Start RECORDS

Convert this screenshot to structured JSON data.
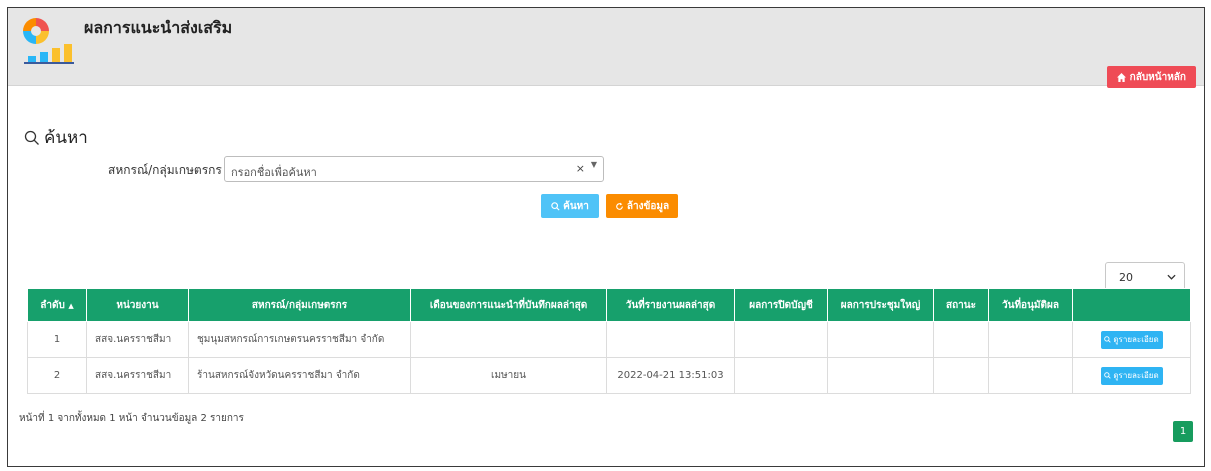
{
  "header": {
    "title": "ผลการแนะนำส่งเสริม",
    "logo_icon": "analytics-logo-icon",
    "home_button": "กลับหน้าหลัก",
    "home_icon": "home-icon"
  },
  "search": {
    "heading": "ค้นหา",
    "heading_icon": "search-icon",
    "filter_label": "สหกรณ์/กลุ่มเกษตรกร",
    "placeholder": "กรอกชื่อเพื่อค้นหา",
    "clear_symbol": "×",
    "search_button": "ค้นหา",
    "reset_button": "ล้างข้อมูล"
  },
  "table": {
    "page_size": "20",
    "columns": [
      "ลำดับ",
      "หน่วยงาน",
      "สหกรณ์/กลุ่มเกษตรกร",
      "เดือนของการแนะนำที่บันทึกผลล่าสุด",
      "วันที่รายงานผลล่าสุด",
      "ผลการปิดบัญชี",
      "ผลการประชุมใหญ่",
      "สถานะ",
      "วันที่อนุมัติผล",
      ""
    ],
    "sort_indicator": "▲",
    "detail_button": "ดูรายละเอียด",
    "rows": [
      {
        "no": "1",
        "agency": "สสจ.นครราชสีมา",
        "coop": "ชุมนุมสหกรณ์การเกษตรนครราชสีมา จำกัด",
        "month": "",
        "date": "",
        "closing": "",
        "meeting": "",
        "status": "",
        "approved": ""
      },
      {
        "no": "2",
        "agency": "สสจ.นครราชสีมา",
        "coop": "ร้านสหกรณ์จังหวัดนครราชสีมา จำกัด",
        "month": "เมษายน",
        "date": "2022-04-21 13:51:03",
        "closing": "",
        "meeting": "",
        "status": "",
        "approved": ""
      }
    ]
  },
  "footer": {
    "summary": "หน้าที่ 1 จากทั้งหมด 1 หน้า จำนวนข้อมูล 2 รายการ",
    "current_page": "1"
  },
  "colors": {
    "table_header": "#17a06c",
    "home_button": "#ef4b56",
    "search_button": "#4fc3f7",
    "reset_button": "#fb8c00",
    "pagination": "#179c5e"
  }
}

End RECORDS

SET TASK: Check each line of the entries above, and show every one holding the word "icon".

TASK RESULT:
    "logo_icon": "analytics-logo-icon",
    "home_icon": "home-icon"
    "heading_icon": "search-icon",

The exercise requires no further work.